● **Your objective**
The listing beneath should be written out in full, exactly as shown.

Stored records
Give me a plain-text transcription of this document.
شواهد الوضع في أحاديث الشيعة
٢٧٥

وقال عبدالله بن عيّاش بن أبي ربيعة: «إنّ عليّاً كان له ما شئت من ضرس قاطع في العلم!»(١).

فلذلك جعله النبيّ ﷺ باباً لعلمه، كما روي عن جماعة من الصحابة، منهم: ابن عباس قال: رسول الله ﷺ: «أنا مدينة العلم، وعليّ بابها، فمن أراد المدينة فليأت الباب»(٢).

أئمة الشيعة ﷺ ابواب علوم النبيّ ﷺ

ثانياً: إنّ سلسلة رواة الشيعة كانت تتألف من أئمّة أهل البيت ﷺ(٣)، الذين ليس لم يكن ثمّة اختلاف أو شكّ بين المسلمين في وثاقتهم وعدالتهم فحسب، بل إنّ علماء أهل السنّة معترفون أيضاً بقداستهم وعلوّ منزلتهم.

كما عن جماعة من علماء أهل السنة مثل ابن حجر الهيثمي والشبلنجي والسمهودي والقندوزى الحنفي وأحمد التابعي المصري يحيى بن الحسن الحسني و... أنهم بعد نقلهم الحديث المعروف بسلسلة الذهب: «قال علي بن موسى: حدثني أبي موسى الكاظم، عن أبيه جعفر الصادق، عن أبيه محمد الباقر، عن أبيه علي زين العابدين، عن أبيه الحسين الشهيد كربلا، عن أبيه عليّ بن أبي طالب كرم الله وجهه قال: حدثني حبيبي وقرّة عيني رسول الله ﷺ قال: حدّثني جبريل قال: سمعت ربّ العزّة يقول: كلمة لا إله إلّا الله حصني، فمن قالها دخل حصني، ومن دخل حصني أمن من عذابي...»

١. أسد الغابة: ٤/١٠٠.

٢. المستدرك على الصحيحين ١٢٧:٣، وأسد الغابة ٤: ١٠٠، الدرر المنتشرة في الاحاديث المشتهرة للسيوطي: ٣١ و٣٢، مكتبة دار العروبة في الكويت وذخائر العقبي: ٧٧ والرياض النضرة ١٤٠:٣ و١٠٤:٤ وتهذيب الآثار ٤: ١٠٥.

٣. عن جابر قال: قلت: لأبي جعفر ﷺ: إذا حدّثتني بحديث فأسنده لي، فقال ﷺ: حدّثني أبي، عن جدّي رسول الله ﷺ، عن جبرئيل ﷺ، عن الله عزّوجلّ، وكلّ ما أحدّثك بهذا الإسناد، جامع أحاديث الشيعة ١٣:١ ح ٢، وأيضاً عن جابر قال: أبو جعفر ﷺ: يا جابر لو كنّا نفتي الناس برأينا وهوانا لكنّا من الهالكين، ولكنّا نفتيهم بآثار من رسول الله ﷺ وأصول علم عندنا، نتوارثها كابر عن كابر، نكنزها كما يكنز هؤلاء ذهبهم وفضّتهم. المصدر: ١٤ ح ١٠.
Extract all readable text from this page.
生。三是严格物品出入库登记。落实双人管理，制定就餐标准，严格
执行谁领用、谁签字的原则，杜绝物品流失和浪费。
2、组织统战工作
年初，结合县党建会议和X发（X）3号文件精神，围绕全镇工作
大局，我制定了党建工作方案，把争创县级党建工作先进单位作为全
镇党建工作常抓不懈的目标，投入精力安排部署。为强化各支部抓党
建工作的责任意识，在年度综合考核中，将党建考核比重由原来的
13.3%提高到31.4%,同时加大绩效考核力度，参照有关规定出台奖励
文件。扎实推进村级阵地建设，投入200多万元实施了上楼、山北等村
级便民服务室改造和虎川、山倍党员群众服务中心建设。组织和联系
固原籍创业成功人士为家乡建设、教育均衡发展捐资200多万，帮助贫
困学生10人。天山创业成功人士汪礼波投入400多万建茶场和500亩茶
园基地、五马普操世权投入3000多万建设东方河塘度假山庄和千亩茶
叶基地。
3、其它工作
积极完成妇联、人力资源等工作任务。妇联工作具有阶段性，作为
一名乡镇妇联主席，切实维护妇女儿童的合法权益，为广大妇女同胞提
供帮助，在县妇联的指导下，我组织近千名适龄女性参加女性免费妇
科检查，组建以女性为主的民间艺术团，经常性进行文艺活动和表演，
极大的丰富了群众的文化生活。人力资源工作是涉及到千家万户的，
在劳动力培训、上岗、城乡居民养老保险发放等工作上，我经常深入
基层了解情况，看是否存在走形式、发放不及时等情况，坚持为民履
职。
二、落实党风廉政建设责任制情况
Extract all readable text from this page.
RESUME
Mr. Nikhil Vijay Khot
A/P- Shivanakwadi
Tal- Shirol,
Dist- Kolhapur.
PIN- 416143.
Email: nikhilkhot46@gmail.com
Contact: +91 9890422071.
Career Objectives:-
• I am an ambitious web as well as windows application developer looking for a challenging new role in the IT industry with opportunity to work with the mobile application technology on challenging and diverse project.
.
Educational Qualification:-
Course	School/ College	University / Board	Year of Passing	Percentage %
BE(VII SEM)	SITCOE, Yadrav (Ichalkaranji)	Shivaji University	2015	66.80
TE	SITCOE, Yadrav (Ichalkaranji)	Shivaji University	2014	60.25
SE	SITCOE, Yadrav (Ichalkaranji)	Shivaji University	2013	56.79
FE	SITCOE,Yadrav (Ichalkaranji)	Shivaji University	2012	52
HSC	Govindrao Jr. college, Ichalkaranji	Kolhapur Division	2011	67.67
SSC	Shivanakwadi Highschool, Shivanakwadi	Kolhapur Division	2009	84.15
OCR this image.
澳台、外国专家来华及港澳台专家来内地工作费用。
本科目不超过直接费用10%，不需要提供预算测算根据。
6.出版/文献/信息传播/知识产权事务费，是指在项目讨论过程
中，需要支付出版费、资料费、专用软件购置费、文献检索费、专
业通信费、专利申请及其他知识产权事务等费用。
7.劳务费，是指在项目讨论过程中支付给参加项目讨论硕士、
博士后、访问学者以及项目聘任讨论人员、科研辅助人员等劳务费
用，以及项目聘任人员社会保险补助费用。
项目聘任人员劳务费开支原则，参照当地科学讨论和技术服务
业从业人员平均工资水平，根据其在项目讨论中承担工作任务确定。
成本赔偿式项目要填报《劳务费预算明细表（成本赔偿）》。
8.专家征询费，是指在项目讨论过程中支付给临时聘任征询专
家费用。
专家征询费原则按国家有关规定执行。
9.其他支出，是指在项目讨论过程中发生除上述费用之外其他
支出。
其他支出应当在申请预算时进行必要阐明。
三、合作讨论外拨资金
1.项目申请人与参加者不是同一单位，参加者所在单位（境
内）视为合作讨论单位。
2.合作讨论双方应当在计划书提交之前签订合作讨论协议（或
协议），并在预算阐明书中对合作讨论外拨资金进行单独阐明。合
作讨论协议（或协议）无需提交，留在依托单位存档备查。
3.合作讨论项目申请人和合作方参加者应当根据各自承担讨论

● **Full solution**
Give me a plain-text transcription of this document.
شواهد الوضع في أحاديث الشيعة
٢٧٥

وقال عبدالله بن عيّاش بن أبي ربيعة: «إنّ عليّاً كان له ما شئت من ضرس قاطع في العلم!»(١).

فلذلك جعله النبيّ ﷺ باباً لعلمه، كما روي عن جماعة من الصحابة، منهم: ابن عباس قال: رسول الله ﷺ: «أنا مدينة العلم، وعليّ بابها، فمن أراد المدينة فليأت الباب»(٢).

أئمة الشيعة ﷺ ابواب علوم النبيّ ﷺ

ثانياً: إنّ سلسلة رواة الشيعة كانت تتألف من أئمّة أهل البيت ﷺ(٣)، الذين ليس لم يكن ثمّة اختلاف أو شكّ بين المسلمين في وثاقتهم وعدالتهم فحسب، بل إنّ علماء أهل السنّة معترفون أيضاً بقداستهم وعلوّ منزلتهم.

كما عن جماعة من علماء أهل السنة مثل ابن حجر الهيثمي والشبلنجي والسمهودي والقندوزى الحنفي وأحمد التابعي المصري يحيى بن الحسن الحسني و... أنهم بعد نقلهم الحديث المعروف بسلسلة الذهب: «قال علي بن موسى: حدثني أبي موسى الكاظم، عن أبيه جعفر الصادق، عن أبيه محمد الباقر، عن أبيه علي زين العابدين، عن أبيه الحسين الشهيد كربلا، عن أبيه عليّ بن أبي طالب كرم الله وجهه قال: حدثني حبيبي وقرّة عيني رسول الله ﷺ قال: حدّثني جبريل قال: سمعت ربّ العزّة يقول: كلمة لا إله إلّا الله حصني، فمن قالها دخل حصني، ومن دخل حصني أمن من عذابي...»

١. أسد الغابة: ٤/١٠٠.

٢. المستدرك على الصحيحين ١٢٧:٣، وأسد الغابة ٤: ١٠٠، الدرر المنتشرة في الاحاديث المشتهرة للسيوطي: ٣١ و٣٢، مكتبة دار العروبة في الكويت وذخائر العقبي: ٧٧ والرياض النضرة ١٤٠:٣ و١٠٤:٤ وتهذيب الآثار ٤: ١٠٥.

٣. عن جابر قال: قلت: لأبي جعفر ﷺ: إذا حدّثتني بحديث فأسنده لي، فقال ﷺ: حدّثني أبي، عن جدّي رسول الله ﷺ، عن جبرئيل ﷺ، عن الله عزّوجلّ، وكلّ ما أحدّثك بهذا الإسناد، جامع أحاديث الشيعة ١٣:١ ح ٢، وأيضاً عن جابر قال: أبو جعفر ﷺ: يا جابر لو كنّا نفتي الناس برأينا وهوانا لكنّا من الهالكين، ولكنّا نفتيهم بآثار من رسول الله ﷺ وأصول علم عندنا، نتوارثها كابر عن كابر، نكنزها كما يكنز هؤلاء ذهبهم وفضّتهم. المصدر: ١٤ ح ١٠.
Extract all readable text from this page.
生。三是严格物品出入库登记。落实双人管理，制定就餐标准，严格
执行谁领用、谁签字的原则，杜绝物品流失和浪费。
2、组织统战工作
年初，结合县党建会议和X发（X）3号文件精神，围绕全镇工作
大局，我制定了党建工作方案，把争创县级党建工作先进单位作为全
镇党建工作常抓不懈的目标，投入精力安排部署。为强化各支部抓党
建工作的责任意识，在年度综合考核中，将党建考核比重由原来的
13.3%提高到31.4%,同时加大绩效考核力度，参照有关规定出台奖励
文件。扎实推进村级阵地建设，投入200多万元实施了上楼、山北等村
级便民服务室改造和虎川、山倍党员群众服务中心建设。组织和联系
固原籍创业成功人士为家乡建设、教育均衡发展捐资200多万，帮助贫
困学生10人。天山创业成功人士汪礼波投入400多万建茶场和500亩茶
园基地、五马普操世权投入3000多万建设东方河塘度假山庄和千亩茶
叶基地。
3、其它工作
积极完成妇联、人力资源等工作任务。妇联工作具有阶段性，作为
一名乡镇妇联主席，切实维护妇女儿童的合法权益，为广大妇女同胞提
供帮助，在县妇联的指导下，我组织近千名适龄女性参加女性免费妇
科检查，组建以女性为主的民间艺术团，经常性进行文艺活动和表演，
极大的丰富了群众的文化生活。人力资源工作是涉及到千家万户的，
在劳动力培训、上岗、城乡居民养老保险发放等工作上，我经常深入
基层了解情况，看是否存在走形式、发放不及时等情况，坚持为民履
职。
二、落实党风廉政建设责任制情况
Extract all readable text from this page.
RESUME
Mr. Nikhil Vijay Khot
A/P- Shivanakwadi
Tal- Shirol,
Dist- Kolhapur.
PIN- 416143.
Email: nikhilkhot46@gmail.com
Contact: +91 9890422071.
Career Objectives:-
• I am an ambitious web as well as windows application developer looking for a challenging new role in the IT industry with opportunity to work with the mobile application technology on challenging and diverse project.
.
Educational Qualification:-
Course	School/ College	University / Board	Year of Passing	Percentage %
BE(VII SEM)	SITCOE, Yadrav (Ichalkaranji)	Shivaji University	2015	66.80
TE	SITCOE, Yadrav (Ichalkaranji)	Shivaji University	2014	60.25
SE	SITCOE, Yadrav (Ichalkaranji)	Shivaji University	2013	56.79
FE	SITCOE,Yadrav (Ichalkaranji)	Shivaji University	2012	52
HSC	Govindrao Jr. college, Ichalkaranji	Kolhapur Division	2011	67.67
SSC	Shivanakwadi Highschool, Shivanakwadi	Kolhapur Division	2009	84.15
OCR this image.
澳台、外国专家来华及港澳台专家来内地工作费用。
本科目不超过直接费用10%，不需要提供预算测算根据。
6.出版/文献/信息传播/知识产权事务费，是指在项目讨论过程
中，需要支付出版费、资料费、专用软件购置费、文献检索费、专
业通信费、专利申请及其他知识产权事务等费用。
7.劳务费，是指在项目讨论过程中支付给参加项目讨论硕士、
博士后、访问学者以及项目聘任讨论人员、科研辅助人员等劳务费
用，以及项目聘任人员社会保险补助费用。
项目聘任人员劳务费开支原则，参照当地科学讨论和技术服务
业从业人员平均工资水平，根据其在项目讨论中承担工作任务确定。
成本赔偿式项目要填报《劳务费预算明细表（成本赔偿）》。
8.专家征询费，是指在项目讨论过程中支付给临时聘任征询专
家费用。
专家征询费原则按国家有关规定执行。
9.其他支出，是指在项目讨论过程中发生除上述费用之外其他
支出。
其他支出应当在申请预算时进行必要阐明。
三、合作讨论外拨资金
1.项目申请人与参加者不是同一单位，参加者所在单位（境
内）视为合作讨论单位。
2.合作讨论双方应当在计划书提交之前签订合作讨论协议（或
协议），并在预算阐明书中对合作讨论外拨资金进行单独阐明。合
作讨论协议（或协议）无需提交，留在依托单位存档备查。
3.合作讨论项目申请人和合作方参加者应当根据各自承担讨论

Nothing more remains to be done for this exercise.